DATA EXTRACT -
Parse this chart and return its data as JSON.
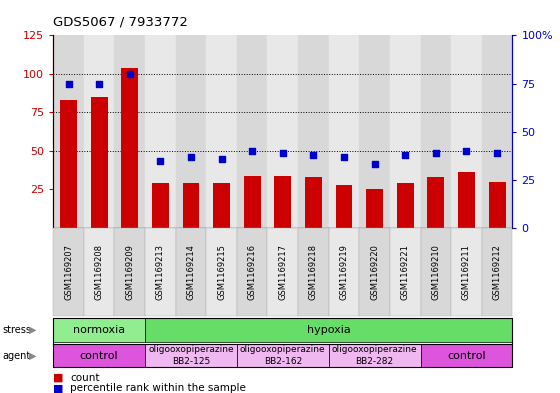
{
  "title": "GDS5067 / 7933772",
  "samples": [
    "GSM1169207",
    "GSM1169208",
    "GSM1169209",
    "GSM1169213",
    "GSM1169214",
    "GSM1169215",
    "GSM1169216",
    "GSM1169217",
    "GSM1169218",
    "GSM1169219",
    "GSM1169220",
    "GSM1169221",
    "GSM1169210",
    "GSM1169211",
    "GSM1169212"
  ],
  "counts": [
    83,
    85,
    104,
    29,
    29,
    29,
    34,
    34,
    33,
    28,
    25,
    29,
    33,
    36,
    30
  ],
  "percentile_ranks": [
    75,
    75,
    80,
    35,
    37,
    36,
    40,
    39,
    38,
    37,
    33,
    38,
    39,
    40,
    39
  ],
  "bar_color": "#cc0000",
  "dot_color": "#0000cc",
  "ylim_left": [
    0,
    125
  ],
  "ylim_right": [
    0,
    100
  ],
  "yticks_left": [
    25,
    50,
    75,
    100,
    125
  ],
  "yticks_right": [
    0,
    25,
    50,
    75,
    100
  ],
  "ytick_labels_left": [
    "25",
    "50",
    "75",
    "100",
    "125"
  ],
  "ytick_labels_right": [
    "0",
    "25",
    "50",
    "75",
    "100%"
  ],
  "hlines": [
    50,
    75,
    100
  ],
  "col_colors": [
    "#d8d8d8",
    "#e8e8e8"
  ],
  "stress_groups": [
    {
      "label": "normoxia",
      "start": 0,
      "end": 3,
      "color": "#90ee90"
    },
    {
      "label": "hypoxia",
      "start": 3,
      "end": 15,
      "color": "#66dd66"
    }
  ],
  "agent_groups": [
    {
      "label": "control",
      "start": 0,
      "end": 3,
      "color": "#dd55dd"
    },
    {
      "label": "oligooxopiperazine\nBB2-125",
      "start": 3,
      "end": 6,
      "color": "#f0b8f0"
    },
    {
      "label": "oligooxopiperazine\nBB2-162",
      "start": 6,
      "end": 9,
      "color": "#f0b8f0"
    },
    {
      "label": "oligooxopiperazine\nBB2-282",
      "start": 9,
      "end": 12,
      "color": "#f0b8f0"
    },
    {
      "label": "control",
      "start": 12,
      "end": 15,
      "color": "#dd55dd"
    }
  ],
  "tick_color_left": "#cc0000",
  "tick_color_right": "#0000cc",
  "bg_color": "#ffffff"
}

GIVEN TASK -
Pictures stay out; reproduce every line of the records exactly.

RESULT OF THE EXERCISE -
Parse this chart and return its data as JSON.
{
  "title": "GDS5067 / 7933772",
  "samples": [
    "GSM1169207",
    "GSM1169208",
    "GSM1169209",
    "GSM1169213",
    "GSM1169214",
    "GSM1169215",
    "GSM1169216",
    "GSM1169217",
    "GSM1169218",
    "GSM1169219",
    "GSM1169220",
    "GSM1169221",
    "GSM1169210",
    "GSM1169211",
    "GSM1169212"
  ],
  "counts": [
    83,
    85,
    104,
    29,
    29,
    29,
    34,
    34,
    33,
    28,
    25,
    29,
    33,
    36,
    30
  ],
  "percentile_ranks": [
    75,
    75,
    80,
    35,
    37,
    36,
    40,
    39,
    38,
    37,
    33,
    38,
    39,
    40,
    39
  ],
  "bar_color": "#cc0000",
  "dot_color": "#0000cc",
  "ylim_left": [
    0,
    125
  ],
  "ylim_right": [
    0,
    100
  ],
  "yticks_left": [
    25,
    50,
    75,
    100,
    125
  ],
  "yticks_right": [
    0,
    25,
    50,
    75,
    100
  ],
  "ytick_labels_left": [
    "25",
    "50",
    "75",
    "100",
    "125"
  ],
  "ytick_labels_right": [
    "0",
    "25",
    "50",
    "75",
    "100%"
  ],
  "hlines": [
    50,
    75,
    100
  ],
  "col_colors": [
    "#d8d8d8",
    "#e8e8e8"
  ],
  "stress_groups": [
    {
      "label": "normoxia",
      "start": 0,
      "end": 3,
      "color": "#90ee90"
    },
    {
      "label": "hypoxia",
      "start": 3,
      "end": 15,
      "color": "#66dd66"
    }
  ],
  "agent_groups": [
    {
      "label": "control",
      "start": 0,
      "end": 3,
      "color": "#dd55dd"
    },
    {
      "label": "oligooxopiperazine\nBB2-125",
      "start": 3,
      "end": 6,
      "color": "#f0b8f0"
    },
    {
      "label": "oligooxopiperazine\nBB2-162",
      "start": 6,
      "end": 9,
      "color": "#f0b8f0"
    },
    {
      "label": "oligooxopiperazine\nBB2-282",
      "start": 9,
      "end": 12,
      "color": "#f0b8f0"
    },
    {
      "label": "control",
      "start": 12,
      "end": 15,
      "color": "#dd55dd"
    }
  ],
  "tick_color_left": "#cc0000",
  "tick_color_right": "#0000cc",
  "bg_color": "#ffffff"
}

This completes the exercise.